# Looking for a trainer - Redding, CA area



## Mikey von (Oct 20, 2010)

I was planning on taking Kimber (6 months old) to her breeder for training. It is just to far of a drive (6+ hours round trip) for an hour of training. I live in the sticks outside of Redding and I am looking for a trainer. I would like to do obedience and tracking. I am an hour from Redding, Mt. Shasta, or Shingletown. Any of those areas would work. Any leads?


----------



## mycobraracr (Dec 4, 2011)

The only trainers I can think of close to that area that I would use are:

James Reed at True Haus 
German Shepherd Dog, True Haus Kennels

or Dennis Gulla at Sierra Canine 
Sierra Canine - Professional Dog Training in Chico, Yuba City and Surrounding Areas


----------



## Mikey von (Oct 20, 2010)

We got Kimber from True Haus and would love to go there, but it is a 3+ hour drive one way. Makes it tough for the hour long training sessions.
◇ ◇ ◇ ◇
■ Objective
Set down the passage of the forum thread about finding a dog trainer near Redding word for word, starting with "James Reed at" and going on through "long training sessions.". The records below were taken from a different source than the forum thread.

■ Data records
◇ ◇ ◇ ◇
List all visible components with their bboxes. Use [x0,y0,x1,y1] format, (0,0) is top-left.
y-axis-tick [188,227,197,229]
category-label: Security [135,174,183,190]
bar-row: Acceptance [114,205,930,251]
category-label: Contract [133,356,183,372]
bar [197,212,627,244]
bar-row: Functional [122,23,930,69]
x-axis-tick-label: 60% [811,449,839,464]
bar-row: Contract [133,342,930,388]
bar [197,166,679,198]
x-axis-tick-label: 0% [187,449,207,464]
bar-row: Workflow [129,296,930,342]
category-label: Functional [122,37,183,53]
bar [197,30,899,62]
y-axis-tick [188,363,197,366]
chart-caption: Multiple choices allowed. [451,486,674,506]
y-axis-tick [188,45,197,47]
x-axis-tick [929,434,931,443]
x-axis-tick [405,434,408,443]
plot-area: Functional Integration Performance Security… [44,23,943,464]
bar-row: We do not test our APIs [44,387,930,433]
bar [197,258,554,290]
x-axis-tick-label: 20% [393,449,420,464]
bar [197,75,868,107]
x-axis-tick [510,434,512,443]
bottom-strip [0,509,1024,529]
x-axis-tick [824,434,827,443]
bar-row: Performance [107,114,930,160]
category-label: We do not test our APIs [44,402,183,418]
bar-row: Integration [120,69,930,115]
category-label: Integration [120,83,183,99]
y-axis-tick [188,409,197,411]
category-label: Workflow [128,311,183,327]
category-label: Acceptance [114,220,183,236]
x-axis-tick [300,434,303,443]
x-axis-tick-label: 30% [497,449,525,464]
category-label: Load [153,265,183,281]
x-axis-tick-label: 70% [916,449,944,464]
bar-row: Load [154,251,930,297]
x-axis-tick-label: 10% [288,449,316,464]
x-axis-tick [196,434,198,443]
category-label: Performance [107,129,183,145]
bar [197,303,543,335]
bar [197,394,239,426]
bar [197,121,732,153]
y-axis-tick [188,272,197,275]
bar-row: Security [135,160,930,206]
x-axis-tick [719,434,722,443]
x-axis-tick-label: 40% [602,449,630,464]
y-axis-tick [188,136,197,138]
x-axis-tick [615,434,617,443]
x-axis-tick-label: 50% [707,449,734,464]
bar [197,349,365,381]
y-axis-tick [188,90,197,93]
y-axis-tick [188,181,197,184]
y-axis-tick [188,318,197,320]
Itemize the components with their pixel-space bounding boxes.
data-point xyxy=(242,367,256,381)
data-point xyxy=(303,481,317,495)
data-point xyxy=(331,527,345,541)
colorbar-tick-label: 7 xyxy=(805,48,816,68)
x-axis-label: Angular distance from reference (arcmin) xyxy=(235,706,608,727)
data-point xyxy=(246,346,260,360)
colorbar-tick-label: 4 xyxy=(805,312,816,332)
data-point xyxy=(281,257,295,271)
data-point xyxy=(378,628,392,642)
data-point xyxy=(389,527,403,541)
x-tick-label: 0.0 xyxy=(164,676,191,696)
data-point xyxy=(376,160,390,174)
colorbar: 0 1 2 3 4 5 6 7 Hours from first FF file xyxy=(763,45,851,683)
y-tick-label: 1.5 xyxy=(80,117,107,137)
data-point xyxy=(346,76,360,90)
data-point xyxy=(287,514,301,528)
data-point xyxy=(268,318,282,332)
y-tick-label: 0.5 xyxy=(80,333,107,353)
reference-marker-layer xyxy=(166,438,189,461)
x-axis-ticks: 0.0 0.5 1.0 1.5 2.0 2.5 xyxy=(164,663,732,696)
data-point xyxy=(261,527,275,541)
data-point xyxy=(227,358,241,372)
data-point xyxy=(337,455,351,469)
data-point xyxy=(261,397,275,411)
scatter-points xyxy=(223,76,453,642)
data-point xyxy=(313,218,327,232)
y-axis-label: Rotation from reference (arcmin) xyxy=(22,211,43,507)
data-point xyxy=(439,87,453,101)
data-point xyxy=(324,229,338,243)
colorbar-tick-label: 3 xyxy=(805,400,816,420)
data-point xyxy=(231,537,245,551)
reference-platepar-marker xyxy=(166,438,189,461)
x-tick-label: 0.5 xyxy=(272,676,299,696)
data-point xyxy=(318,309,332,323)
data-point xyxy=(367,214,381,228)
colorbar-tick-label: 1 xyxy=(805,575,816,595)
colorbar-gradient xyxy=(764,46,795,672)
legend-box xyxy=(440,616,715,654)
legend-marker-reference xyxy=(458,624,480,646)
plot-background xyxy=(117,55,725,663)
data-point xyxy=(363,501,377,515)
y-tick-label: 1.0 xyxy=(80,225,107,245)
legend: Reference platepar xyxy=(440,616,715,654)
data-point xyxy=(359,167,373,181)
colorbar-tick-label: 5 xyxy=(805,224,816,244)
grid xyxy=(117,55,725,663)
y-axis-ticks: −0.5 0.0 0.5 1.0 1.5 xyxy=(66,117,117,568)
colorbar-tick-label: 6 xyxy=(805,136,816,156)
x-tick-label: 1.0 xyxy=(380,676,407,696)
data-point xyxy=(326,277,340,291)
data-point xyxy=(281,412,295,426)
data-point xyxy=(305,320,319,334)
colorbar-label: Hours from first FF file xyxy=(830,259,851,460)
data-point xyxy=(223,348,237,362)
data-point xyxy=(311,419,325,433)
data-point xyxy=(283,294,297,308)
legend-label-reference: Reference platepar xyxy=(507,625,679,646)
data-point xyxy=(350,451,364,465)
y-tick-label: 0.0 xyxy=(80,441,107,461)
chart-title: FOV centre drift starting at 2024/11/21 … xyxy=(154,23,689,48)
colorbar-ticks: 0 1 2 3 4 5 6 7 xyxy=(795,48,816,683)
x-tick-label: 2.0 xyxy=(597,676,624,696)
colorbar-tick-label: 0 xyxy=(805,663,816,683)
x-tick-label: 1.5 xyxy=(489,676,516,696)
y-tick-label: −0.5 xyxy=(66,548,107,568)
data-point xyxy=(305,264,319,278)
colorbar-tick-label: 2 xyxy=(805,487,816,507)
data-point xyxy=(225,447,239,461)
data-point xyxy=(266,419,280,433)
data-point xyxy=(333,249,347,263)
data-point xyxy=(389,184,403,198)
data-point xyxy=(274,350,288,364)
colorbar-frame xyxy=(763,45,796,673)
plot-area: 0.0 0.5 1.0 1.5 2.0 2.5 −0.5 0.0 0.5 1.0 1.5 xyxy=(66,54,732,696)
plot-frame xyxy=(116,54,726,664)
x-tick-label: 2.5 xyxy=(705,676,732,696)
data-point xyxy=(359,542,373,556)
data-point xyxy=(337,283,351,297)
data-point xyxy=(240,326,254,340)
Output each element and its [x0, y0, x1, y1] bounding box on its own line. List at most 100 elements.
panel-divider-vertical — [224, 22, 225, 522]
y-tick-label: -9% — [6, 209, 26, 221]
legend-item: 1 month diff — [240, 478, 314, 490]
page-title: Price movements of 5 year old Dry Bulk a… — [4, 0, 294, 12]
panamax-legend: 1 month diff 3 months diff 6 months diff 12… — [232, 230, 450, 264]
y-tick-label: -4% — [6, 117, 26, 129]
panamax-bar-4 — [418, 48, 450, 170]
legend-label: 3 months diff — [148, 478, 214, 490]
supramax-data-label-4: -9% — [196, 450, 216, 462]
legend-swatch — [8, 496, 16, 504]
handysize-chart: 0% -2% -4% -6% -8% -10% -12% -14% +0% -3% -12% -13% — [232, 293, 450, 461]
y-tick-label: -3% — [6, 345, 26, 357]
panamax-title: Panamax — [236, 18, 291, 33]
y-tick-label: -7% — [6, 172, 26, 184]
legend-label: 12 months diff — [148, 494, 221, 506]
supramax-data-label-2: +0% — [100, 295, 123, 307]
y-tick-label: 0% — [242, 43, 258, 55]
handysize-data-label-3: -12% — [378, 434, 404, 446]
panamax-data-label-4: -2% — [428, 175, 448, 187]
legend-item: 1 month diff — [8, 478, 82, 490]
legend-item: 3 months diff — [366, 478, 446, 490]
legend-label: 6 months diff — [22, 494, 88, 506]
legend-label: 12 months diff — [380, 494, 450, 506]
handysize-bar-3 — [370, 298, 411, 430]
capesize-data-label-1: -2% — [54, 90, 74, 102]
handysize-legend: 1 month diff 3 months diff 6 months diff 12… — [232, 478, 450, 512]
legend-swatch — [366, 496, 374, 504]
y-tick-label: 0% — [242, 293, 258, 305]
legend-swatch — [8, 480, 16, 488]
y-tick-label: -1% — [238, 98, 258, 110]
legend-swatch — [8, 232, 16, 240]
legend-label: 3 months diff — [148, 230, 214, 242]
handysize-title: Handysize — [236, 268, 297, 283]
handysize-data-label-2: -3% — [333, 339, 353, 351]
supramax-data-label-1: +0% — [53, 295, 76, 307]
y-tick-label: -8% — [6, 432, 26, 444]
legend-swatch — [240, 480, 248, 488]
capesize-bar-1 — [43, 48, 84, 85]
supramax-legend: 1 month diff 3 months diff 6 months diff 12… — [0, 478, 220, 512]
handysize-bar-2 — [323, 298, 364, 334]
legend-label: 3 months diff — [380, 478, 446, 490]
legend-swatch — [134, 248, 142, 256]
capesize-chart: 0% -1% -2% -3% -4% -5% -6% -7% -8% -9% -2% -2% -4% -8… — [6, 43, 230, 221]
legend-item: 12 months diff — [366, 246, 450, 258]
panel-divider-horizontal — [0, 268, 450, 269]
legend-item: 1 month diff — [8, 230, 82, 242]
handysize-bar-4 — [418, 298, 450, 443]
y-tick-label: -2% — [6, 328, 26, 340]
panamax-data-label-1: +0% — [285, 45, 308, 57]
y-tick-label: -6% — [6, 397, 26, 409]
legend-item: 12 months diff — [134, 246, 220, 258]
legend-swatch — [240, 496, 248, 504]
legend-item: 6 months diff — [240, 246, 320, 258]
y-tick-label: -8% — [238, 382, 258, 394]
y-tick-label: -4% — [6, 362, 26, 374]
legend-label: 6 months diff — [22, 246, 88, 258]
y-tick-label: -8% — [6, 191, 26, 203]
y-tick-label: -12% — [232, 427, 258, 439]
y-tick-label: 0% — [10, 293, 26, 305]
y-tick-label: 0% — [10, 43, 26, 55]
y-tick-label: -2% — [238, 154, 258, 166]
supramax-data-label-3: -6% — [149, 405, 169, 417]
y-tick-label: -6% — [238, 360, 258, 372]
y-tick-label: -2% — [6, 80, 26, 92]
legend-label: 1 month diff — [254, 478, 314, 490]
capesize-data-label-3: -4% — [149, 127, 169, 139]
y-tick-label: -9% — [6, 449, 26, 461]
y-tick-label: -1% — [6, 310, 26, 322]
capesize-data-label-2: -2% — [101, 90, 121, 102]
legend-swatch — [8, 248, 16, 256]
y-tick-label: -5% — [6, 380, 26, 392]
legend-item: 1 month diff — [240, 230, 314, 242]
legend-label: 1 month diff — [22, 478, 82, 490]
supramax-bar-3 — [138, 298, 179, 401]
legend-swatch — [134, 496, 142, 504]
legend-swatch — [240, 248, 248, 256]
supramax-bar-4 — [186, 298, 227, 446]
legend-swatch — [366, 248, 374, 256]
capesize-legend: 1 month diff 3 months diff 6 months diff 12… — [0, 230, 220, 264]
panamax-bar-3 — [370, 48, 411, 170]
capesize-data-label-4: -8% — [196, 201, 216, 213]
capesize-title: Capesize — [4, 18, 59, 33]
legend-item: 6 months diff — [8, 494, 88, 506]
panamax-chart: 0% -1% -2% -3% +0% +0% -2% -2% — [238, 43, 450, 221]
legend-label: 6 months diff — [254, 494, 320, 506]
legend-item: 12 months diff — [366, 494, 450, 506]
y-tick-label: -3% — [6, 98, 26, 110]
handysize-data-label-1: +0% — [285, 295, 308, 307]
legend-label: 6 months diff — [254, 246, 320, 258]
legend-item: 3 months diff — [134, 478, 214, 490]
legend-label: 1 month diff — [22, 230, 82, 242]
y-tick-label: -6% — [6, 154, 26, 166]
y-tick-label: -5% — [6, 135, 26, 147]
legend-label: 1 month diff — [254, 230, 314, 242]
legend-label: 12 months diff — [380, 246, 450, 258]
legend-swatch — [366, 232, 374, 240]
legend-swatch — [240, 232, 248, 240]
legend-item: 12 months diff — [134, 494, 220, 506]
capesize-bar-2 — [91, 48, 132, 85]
◇ ◇ ◇ ◇
■ Result of the exercise
James Reed at True Haus 
German Shepherd Dog, True Haus Kennels

or Dennis Gulla at Sierra Canine 
Sierra Canine - Professional Dog Training in Chico, Yuba City and Surrounding Areas


----------



## Mikey von (Oct 20, 2010)

We got Kimber from True Haus and would love to go there, but it is a 3+ hour drive one way. Makes it tough for the hour long training sessions.